• Action item: In the prostate cancer survivors passage below, how many of the 1000 men observed reported a reoccurrence of the cancer?

• Document passage:
═══

Long-term prostate cancer survivors with high symptom burden need more supportive information. Tailoring information to these needs may be an efficient approach to support the growing population of long-term prostate cancer survivors.

1 reply
  1. Ian Dyer
    Ian Dyer says:

    In this brilliant article, the authors have divided the burdens described as “high” by patients following prostatectomy or combination therapy into six categories that for the purpose of my comment I will label as (a) reoccurrence (b) incontinence (c) impotence (d) bowel issues (e) vitality and (f) emotional issues.

    The data the authors present does not allow the reader to know how many men had combinations of these burdens. So for the purpose of my comment, I am going to make what I hope is a reasonable assumption that burdens (a) – (d) were evenly distributed between the men observed and that burdens (e) – (f) were only experienced by men who had at least one of the burdens (a) – (d) mentioned by the authors.

    What the article shows is that for 1000 men observed, 123 reported that they had experienced a reoccurrence of CaP. They had borne the burden of the treatment and it had failed.

    Out of that 1000 men, this leaves 877 men for whom the treatment countered the disease. However, the article shows at what cost.

    On the assumptions made above, 14.4% of those 877 men reported that they had a high “urinary burden” which, for shorthand, I will refer to as symptoms of incontinence. That is 126 men out of the 877 men.

    Still, that leaves 751 men who did not report a reoccurrence or incontinence. However, on my assumptions, of those 751 men, 8.4% reported “high” bowel issues – a total of 63 men.

    That leaves 688 men who reported neither reoccurrence, nor incontinence nor a high burden of bowel issues.

    However, on my assumptions, of those 688 men, 44.4% reported a high sexual burden, i.e impotence. This amounts to 305 men.

    So, of the 1000 men who had a prostatectomy or combination treatment, only 383 emerged without the burdens mentioned above that they described as high.

═══

Structured page parsing data
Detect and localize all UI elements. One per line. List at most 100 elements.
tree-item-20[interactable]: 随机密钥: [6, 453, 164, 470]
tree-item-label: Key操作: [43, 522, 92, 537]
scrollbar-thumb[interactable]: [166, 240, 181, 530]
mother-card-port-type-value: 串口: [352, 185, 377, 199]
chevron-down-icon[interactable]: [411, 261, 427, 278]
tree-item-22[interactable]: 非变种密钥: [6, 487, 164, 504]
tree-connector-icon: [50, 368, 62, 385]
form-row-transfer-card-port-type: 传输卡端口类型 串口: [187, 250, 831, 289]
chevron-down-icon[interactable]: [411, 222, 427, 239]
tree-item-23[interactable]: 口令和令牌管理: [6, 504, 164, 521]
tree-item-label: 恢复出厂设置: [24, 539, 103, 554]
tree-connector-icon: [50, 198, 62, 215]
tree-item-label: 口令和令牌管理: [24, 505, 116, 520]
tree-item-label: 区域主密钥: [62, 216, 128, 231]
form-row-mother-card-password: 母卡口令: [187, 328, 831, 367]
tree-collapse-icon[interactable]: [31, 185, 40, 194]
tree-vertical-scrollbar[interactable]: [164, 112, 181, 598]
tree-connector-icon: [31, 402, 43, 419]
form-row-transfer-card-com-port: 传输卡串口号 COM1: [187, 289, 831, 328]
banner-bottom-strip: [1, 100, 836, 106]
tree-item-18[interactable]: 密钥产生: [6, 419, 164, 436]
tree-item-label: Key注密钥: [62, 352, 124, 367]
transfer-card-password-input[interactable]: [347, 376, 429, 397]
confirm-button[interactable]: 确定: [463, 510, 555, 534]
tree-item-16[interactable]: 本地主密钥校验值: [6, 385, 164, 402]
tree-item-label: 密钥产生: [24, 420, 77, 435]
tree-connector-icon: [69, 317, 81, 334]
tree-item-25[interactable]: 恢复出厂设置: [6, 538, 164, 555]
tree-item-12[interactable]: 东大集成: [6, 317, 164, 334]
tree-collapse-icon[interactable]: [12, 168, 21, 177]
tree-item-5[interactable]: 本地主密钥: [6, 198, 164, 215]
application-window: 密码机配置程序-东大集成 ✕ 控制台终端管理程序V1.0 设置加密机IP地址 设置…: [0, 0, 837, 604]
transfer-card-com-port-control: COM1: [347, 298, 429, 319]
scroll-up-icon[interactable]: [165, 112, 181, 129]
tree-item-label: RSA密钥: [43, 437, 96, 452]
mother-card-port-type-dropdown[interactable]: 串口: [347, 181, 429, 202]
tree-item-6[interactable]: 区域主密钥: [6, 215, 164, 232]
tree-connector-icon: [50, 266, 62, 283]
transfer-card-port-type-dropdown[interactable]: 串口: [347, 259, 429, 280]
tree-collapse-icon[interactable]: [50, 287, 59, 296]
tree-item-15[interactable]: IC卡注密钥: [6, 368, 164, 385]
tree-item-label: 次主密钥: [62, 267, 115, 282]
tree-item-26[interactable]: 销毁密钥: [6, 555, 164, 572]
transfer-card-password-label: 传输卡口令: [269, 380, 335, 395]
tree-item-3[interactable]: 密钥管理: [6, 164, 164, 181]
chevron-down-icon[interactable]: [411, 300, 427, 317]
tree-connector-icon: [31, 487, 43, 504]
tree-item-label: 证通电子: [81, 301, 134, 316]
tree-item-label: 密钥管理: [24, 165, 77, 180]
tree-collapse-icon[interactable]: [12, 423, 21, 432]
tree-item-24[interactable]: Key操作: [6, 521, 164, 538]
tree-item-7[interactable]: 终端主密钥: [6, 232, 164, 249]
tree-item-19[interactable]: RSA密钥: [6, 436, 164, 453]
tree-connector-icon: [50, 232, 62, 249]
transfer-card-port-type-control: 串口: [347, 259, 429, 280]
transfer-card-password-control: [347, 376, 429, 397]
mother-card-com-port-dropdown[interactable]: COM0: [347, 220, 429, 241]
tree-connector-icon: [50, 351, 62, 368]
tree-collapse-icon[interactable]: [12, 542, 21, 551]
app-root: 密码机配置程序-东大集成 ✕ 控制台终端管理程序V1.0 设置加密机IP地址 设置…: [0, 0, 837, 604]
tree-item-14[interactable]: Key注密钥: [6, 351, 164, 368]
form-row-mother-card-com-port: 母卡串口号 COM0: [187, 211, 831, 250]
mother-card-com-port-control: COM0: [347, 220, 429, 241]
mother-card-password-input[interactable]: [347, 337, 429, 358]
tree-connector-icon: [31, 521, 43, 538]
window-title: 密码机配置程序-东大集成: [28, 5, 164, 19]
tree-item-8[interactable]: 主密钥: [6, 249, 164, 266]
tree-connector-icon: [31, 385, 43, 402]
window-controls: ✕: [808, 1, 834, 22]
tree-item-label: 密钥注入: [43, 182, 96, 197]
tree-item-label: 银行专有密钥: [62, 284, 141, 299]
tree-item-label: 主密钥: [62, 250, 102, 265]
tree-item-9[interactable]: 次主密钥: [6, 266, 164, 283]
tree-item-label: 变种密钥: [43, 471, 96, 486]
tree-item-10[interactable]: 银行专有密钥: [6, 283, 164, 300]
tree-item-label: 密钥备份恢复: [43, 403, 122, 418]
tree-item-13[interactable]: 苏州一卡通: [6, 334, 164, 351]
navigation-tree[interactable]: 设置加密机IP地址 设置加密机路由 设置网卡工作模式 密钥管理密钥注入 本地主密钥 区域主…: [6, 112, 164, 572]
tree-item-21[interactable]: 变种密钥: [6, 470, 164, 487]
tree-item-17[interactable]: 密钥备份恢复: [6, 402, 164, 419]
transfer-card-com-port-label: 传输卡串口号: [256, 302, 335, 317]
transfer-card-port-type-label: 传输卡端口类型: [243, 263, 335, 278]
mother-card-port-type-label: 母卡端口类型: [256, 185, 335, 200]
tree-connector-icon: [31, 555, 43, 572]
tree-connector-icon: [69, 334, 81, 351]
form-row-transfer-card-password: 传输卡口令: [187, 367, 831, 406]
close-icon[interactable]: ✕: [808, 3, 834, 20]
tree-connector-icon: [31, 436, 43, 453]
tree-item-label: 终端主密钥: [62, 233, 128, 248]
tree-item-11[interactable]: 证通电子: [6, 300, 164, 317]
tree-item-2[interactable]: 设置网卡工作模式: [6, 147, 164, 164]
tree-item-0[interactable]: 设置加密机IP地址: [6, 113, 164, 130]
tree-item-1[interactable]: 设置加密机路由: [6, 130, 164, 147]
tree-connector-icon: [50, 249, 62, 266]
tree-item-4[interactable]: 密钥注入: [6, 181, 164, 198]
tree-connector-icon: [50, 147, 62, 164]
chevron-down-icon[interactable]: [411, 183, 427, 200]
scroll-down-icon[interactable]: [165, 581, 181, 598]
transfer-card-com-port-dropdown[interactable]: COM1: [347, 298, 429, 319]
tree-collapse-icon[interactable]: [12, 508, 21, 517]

═══

• Response to the exercise: 123 men.